(Records from a data source)
***
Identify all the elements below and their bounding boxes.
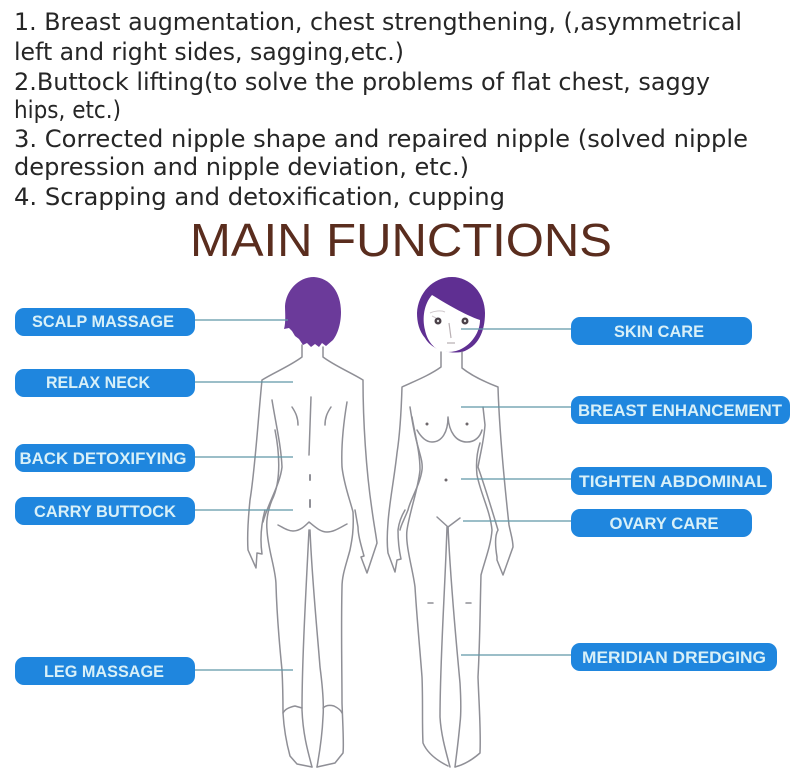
label: skin care (461, 317, 752, 345)
front face (424, 295, 480, 352)
front figure outline (387, 352, 513, 767)
label: meridian dredging: MERIDIAN DREDGING (582, 648, 766, 667)
top text block: list of benefits: 4. Scrapping and detoxification, cupping (14, 183, 505, 211)
facial features (430, 311, 468, 343)
label: relax neck: RELAX NECK (46, 373, 151, 392)
label: carry buttock: CARRY BUTTOCK (34, 502, 177, 521)
nipples and navel (426, 422, 468, 482)
label: ovary care: OVARY CARE (610, 514, 718, 533)
label: relax neck (15, 369, 293, 397)
label: back detoxifying: BACK DETOXIFYING (20, 449, 186, 468)
label: breast enhancement: BREAST ENHANCEMENT (578, 401, 783, 420)
top text block: list of benefits: depression and nipple deviation, etc.) (14, 153, 469, 181)
top text block: list of benefits: 1. Breast augmentation, chest strengthening, (,asymmetrical (14, 8, 742, 36)
label: meridian dredging (461, 643, 777, 671)
label: tighten abdominal: TIGHTEN ABDOMINAL (579, 472, 767, 491)
back view figure (248, 277, 377, 767)
front head hair (417, 277, 485, 352)
label: leg massage (15, 657, 293, 685)
top text block: list of benefits (14, 8, 748, 211)
label: back detoxifying (15, 444, 293, 472)
top text block: list of benefits: 3. Corrected nipple shape and repaired nipple (solved nipple (14, 125, 748, 153)
top text block: list of benefits: left and right sides, sagging,etc.) (14, 38, 404, 66)
label: tighten abdominal (461, 467, 772, 495)
label: ovary care (463, 509, 752, 537)
front view figure (387, 277, 513, 767)
label: scalp massage (15, 308, 288, 336)
label: breast enhancement (461, 396, 790, 424)
label: leg massage: LEG MASSAGE (44, 662, 164, 681)
back figure outline (248, 345, 377, 767)
title: MAIN FUNCTIONS (190, 214, 612, 266)
back head hair (284, 277, 341, 347)
top text block: list of benefits: 2.Buttock lifting(to solve the problems of flat chest, saggy (14, 68, 710, 96)
label: skin care: SKIN CARE (614, 322, 704, 341)
label: carry buttock (15, 497, 293, 525)
top text block: list of benefits: hips, etc.) (14, 96, 121, 124)
label: scalp massage: SCALP MASSAGE (32, 312, 174, 331)
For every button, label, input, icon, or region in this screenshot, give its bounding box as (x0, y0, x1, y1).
***
■ YOUR TASK: Rewrite all of the records above, changing every "top text block" to "upper text block" and keeping everything else the same. Leave the pictures out.

■ OUTPUT OF THE TASK:
Identify all the elements below and their bounding boxes.
label: skin care (461, 317, 752, 345)
front face (424, 295, 480, 352)
front figure outline (387, 352, 513, 767)
label: meridian dredging: MERIDIAN DREDGING (582, 648, 766, 667)
upper text block: list of benefits: 4. Scrapping and detoxification, cupping (14, 183, 505, 211)
facial features (430, 311, 468, 343)
label: relax neck: RELAX NECK (46, 373, 151, 392)
label: carry buttock: CARRY BUTTOCK (34, 502, 177, 521)
nipples and navel (426, 422, 468, 482)
label: ovary care: OVARY CARE (610, 514, 718, 533)
label: relax neck (15, 369, 293, 397)
label: back detoxifying: BACK DETOXIFYING (20, 449, 186, 468)
label: breast enhancement: BREAST ENHANCEMENT (578, 401, 783, 420)
upper text block: list of benefits: depression and nipple deviation, etc.) (14, 153, 469, 181)
upper text block: list of benefits: 1. Breast augmentation, chest strengthening, (,asymmetrical (14, 8, 742, 36)
label: meridian dredging (461, 643, 777, 671)
label: tighten abdominal: TIGHTEN ABDOMINAL (579, 472, 767, 491)
back view figure (248, 277, 377, 767)
front head hair (417, 277, 485, 352)
label: leg massage (15, 657, 293, 685)
upper text block: list of benefits (14, 8, 748, 211)
label: back detoxifying (15, 444, 293, 472)
upper text block: list of benefits: 3. Corrected nipple shape and repaired nipple (solved nipple (14, 125, 748, 153)
upper text block: list of benefits: left and right sides, sagging,etc.) (14, 38, 404, 66)
label: tighten abdominal (461, 467, 772, 495)
label: ovary care (463, 509, 752, 537)
front view figure (387, 277, 513, 767)
label: scalp massage (15, 308, 288, 336)
label: breast enhancement (461, 396, 790, 424)
label: leg massage: LEG MASSAGE (44, 662, 164, 681)
back figure outline (248, 345, 377, 767)
title: MAIN FUNCTIONS (190, 214, 612, 266)
back head hair (284, 277, 341, 347)
upper text block: list of benefits: 2.Buttock lifting(to solve the problems of flat chest, saggy (14, 68, 710, 96)
label: skin care: SKIN CARE (614, 322, 704, 341)
label: carry buttock (15, 497, 293, 525)
upper text block: list of benefits: hips, etc.) (14, 96, 121, 124)
label: scalp massage: SCALP MASSAGE (32, 312, 174, 331)
For every button, label, input, icon, or region in this screenshot, give its bounding box as (x0, y0, x1, y1).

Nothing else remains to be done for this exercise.